| TASK |
Repeat every entry word for word, skipping the pictures.

| RAW DATA |
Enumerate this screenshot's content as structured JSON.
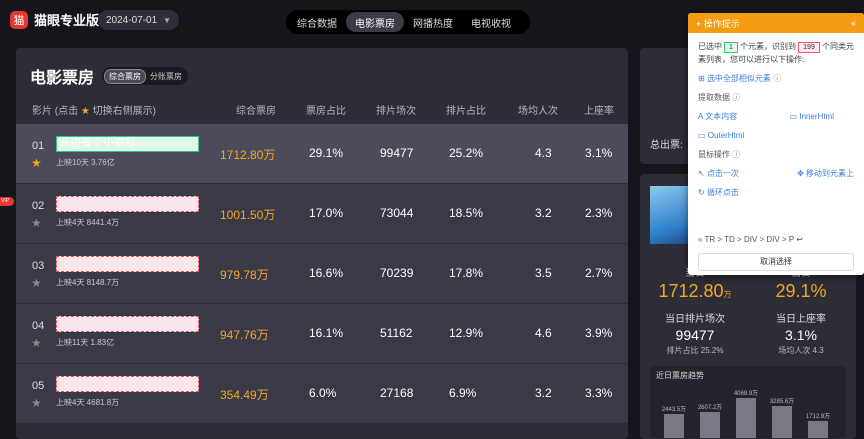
{
  "app": {
    "logo_glyph": "猫",
    "title": "猫眼专业版"
  },
  "header": {
    "date": "2024-07-01",
    "tabs": [
      "综合数据",
      "电影票房",
      "网播热度",
      "电视收视"
    ]
  },
  "panel": {
    "title": "电影票房",
    "subtabs": [
      "综合票房",
      "分账票房"
    ]
  },
  "table": {
    "headers": {
      "film_pre": "影片 (点击",
      "film_post": "切换右侧展示)",
      "box": "综合票房",
      "share": "票房占比",
      "shows": "排片场次",
      "show_share": "排片占比",
      "avg": "场均人次",
      "occ": "上座率"
    },
    "rows": [
      {
        "rank": "01",
        "name": "云边有个小卖部",
        "meta": "上映10天  3.76亿",
        "box": "1712.80万",
        "share": "29.1%",
        "shows": "99477",
        "show_share": "25.2%",
        "avg": "4.3",
        "occ": "3.1%"
      },
      {
        "rank": "02",
        "name": "",
        "meta": "上映4天  8441.4万",
        "box": "1001.50万",
        "share": "17.0%",
        "shows": "73044",
        "show_share": "18.5%",
        "avg": "3.2",
        "occ": "2.3%"
      },
      {
        "rank": "03",
        "name": "",
        "meta": "上映4天  8148.7万",
        "box": "979.78万",
        "share": "16.6%",
        "shows": "70239",
        "show_share": "17.8%",
        "avg": "3.5",
        "occ": "2.7%"
      },
      {
        "rank": "04",
        "name": "",
        "meta": "上映11天  1.83亿",
        "box": "947.76万",
        "share": "16.1%",
        "shows": "51162",
        "show_share": "12.9%",
        "avg": "4.6",
        "occ": "3.9%"
      },
      {
        "rank": "05",
        "name": "",
        "meta": "上映4天  4681.8万",
        "box": "354.49万",
        "share": "6.0%",
        "shows": "27168",
        "show_share": "6.9%",
        "avg": "3.2",
        "occ": "3.3%"
      }
    ]
  },
  "right": {
    "total_label": "总出票:",
    "today_box_label": "当日",
    "today_box_value": "1712.80",
    "today_box_unit": "万",
    "today_share_label": "当日",
    "today_share_value": "29.1%",
    "shows_label": "当日排片场次",
    "shows_value": "99477",
    "shows_sub": "排片占比 25.2%",
    "occ_label": "当日上座率",
    "occ_value": "3.1%",
    "occ_sub": "场均人次 4.3",
    "trend_title": "近日票房趋势",
    "trend_bars": [
      {
        "label": "2443.5万",
        "value": 2443.5
      },
      {
        "label": "2607.2万",
        "value": 2607.2
      },
      {
        "label": "4068.9万",
        "value": 4068.9
      },
      {
        "label": "3285.6万",
        "value": 3285.6
      },
      {
        "label": "1712.8万",
        "value": 1712.8
      }
    ]
  },
  "popup": {
    "title": "操作提示",
    "collapse_glyph": "«",
    "line1_pre": "已选中",
    "selected": "1",
    "line1_mid": "个元素，识别到",
    "found": "199",
    "line1_post": "个同类元素列表，您可以进行以下操作:",
    "select_all": "选中全部相似元素",
    "extract_label": "提取数据",
    "text_content": "文本内容",
    "inner_html": "InnerHtml",
    "outer_html": "OuterHtml",
    "mouse_label": "鼠标操作",
    "click_once": "点击一次",
    "move_to": "移动到元素上",
    "loop_click": "循环点击",
    "crumbs": "«    TR  >  TD  >  DIV  >  DIV  >  P  ↩",
    "cancel": "取消选择"
  },
  "side_badge": "VIP"
}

| IN RESPONSE |
Enumerate this screenshot's content as structured JSON.
{
  "app": {
    "logo_glyph": "猫",
    "title": "猫眼专业版"
  },
  "header": {
    "date": "2024-07-01",
    "tabs": [
      "综合数据",
      "电影票房",
      "网播热度",
      "电视收视"
    ]
  },
  "panel": {
    "title": "电影票房",
    "subtabs": [
      "综合票房",
      "分账票房"
    ]
  },
  "table": {
    "headers": {
      "film_pre": "影片 (点击",
      "film_post": "切换右侧展示)",
      "box": "综合票房",
      "share": "票房占比",
      "shows": "排片场次",
      "show_share": "排片占比",
      "avg": "场均人次",
      "occ": "上座率"
    },
    "rows": [
      {
        "rank": "01",
        "name": "云边有个小卖部",
        "meta": "上映10天  3.76亿",
        "box": "1712.80万",
        "share": "29.1%",
        "shows": "99477",
        "show_share": "25.2%",
        "avg": "4.3",
        "occ": "3.1%"
      },
      {
        "rank": "02",
        "name": "",
        "meta": "上映4天  8441.4万",
        "box": "1001.50万",
        "share": "17.0%",
        "shows": "73044",
        "show_share": "18.5%",
        "avg": "3.2",
        "occ": "2.3%"
      },
      {
        "rank": "03",
        "name": "",
        "meta": "上映4天  8148.7万",
        "box": "979.78万",
        "share": "16.6%",
        "shows": "70239",
        "show_share": "17.8%",
        "avg": "3.5",
        "occ": "2.7%"
      },
      {
        "rank": "04",
        "name": "",
        "meta": "上映11天  1.83亿",
        "box": "947.76万",
        "share": "16.1%",
        "shows": "51162",
        "show_share": "12.9%",
        "avg": "4.6",
        "occ": "3.9%"
      },
      {
        "rank": "05",
        "name": "",
        "meta": "上映4天  4681.8万",
        "box": "354.49万",
        "share": "6.0%",
        "shows": "27168",
        "show_share": "6.9%",
        "avg": "3.2",
        "occ": "3.3%"
      }
    ]
  },
  "right": {
    "total_label": "总出票:",
    "today_box_label": "当日",
    "today_box_value": "1712.80",
    "today_box_unit": "万",
    "today_share_label": "当日",
    "today_share_value": "29.1%",
    "shows_label": "当日排片场次",
    "shows_value": "99477",
    "shows_sub": "排片占比 25.2%",
    "occ_label": "当日上座率",
    "occ_value": "3.1%",
    "occ_sub": "场均人次 4.3",
    "trend_title": "近日票房趋势",
    "trend_bars": [
      {
        "label": "2443.5万",
        "value": 2443.5
      },
      {
        "label": "2607.2万",
        "value": 2607.2
      },
      {
        "label": "4068.9万",
        "value": 4068.9
      },
      {
        "label": "3285.6万",
        "value": 3285.6
      },
      {
        "label": "1712.8万",
        "value": 1712.8
      }
    ]
  },
  "popup": {
    "title": "操作提示",
    "collapse_glyph": "«",
    "line1_pre": "已选中",
    "selected": "1",
    "line1_mid": "个元素，识别到",
    "found": "199",
    "line1_post": "个同类元素列表，您可以进行以下操作:",
    "select_all": "选中全部相似元素",
    "extract_label": "提取数据",
    "text_content": "文本内容",
    "inner_html": "InnerHtml",
    "outer_html": "OuterHtml",
    "mouse_label": "鼠标操作",
    "click_once": "点击一次",
    "move_to": "移动到元素上",
    "loop_click": "循环点击",
    "crumbs": "«    TR  >  TD  >  DIV  >  DIV  >  P  ↩",
    "cancel": "取消选择"
  },
  "side_badge": "VIP"
}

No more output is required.